→ **What the exercise asks**
Whenever a line contains the string "buffer", copy it out of the entries.

** Begin Material provided **

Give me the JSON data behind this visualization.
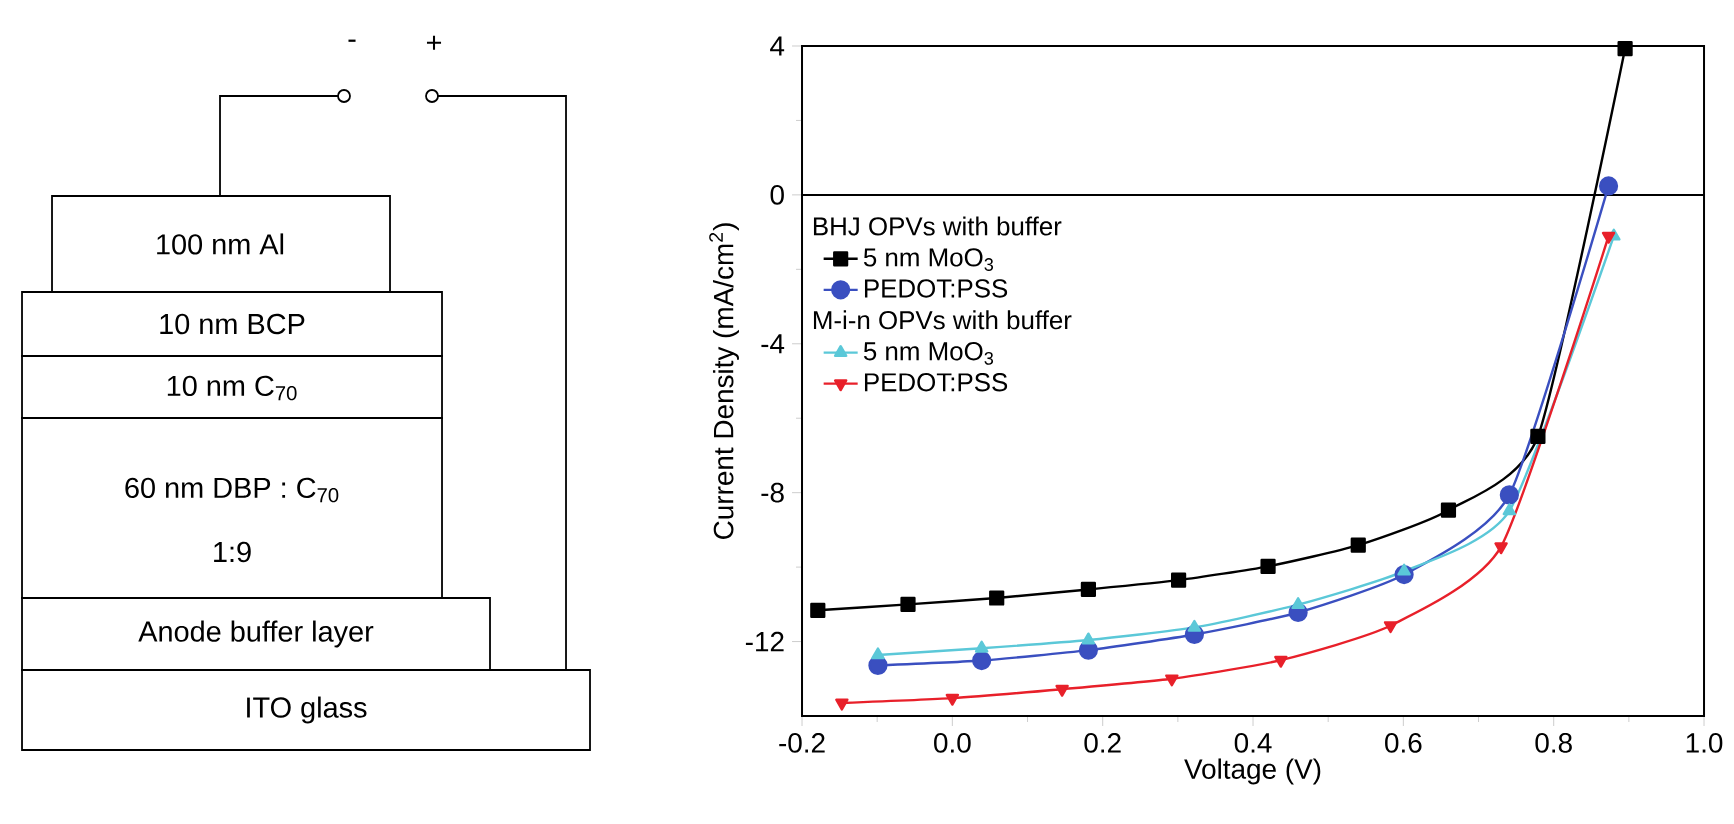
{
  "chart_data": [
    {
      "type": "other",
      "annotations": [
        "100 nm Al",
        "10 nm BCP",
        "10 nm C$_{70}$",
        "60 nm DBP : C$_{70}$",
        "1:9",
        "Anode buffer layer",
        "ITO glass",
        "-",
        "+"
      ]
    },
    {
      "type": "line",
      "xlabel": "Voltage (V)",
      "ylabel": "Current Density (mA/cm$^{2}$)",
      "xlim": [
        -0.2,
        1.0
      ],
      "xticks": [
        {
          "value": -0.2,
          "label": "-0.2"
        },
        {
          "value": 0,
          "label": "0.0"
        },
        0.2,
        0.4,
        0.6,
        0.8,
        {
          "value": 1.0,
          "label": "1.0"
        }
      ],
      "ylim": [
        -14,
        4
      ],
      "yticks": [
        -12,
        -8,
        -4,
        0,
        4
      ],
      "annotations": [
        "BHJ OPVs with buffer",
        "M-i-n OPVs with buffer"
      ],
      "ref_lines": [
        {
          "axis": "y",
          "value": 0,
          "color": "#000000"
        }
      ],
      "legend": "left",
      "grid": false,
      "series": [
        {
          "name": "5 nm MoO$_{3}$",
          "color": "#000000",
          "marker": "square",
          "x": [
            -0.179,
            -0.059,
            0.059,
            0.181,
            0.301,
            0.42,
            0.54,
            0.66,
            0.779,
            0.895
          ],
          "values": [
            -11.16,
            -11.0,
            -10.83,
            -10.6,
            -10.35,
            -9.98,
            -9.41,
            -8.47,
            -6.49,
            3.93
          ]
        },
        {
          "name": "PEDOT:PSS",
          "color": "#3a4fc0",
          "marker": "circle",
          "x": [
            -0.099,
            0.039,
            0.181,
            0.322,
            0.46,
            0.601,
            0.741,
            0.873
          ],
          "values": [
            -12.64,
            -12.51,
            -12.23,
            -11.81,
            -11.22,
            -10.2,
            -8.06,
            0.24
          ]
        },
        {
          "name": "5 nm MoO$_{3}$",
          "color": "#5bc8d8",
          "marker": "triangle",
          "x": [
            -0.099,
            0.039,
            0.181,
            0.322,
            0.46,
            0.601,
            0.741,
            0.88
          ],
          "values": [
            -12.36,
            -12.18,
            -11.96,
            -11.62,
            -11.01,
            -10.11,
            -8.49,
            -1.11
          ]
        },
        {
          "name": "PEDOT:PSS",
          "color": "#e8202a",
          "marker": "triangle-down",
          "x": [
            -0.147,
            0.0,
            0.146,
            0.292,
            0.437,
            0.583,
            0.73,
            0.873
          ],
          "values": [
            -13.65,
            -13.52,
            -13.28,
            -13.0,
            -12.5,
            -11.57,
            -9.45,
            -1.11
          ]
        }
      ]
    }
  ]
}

** End Material provided **

→ **Answer to this task**
        "Anode buffer layer",
        "BHJ OPVs with buffer",
        "M-i-n OPVs with buffer"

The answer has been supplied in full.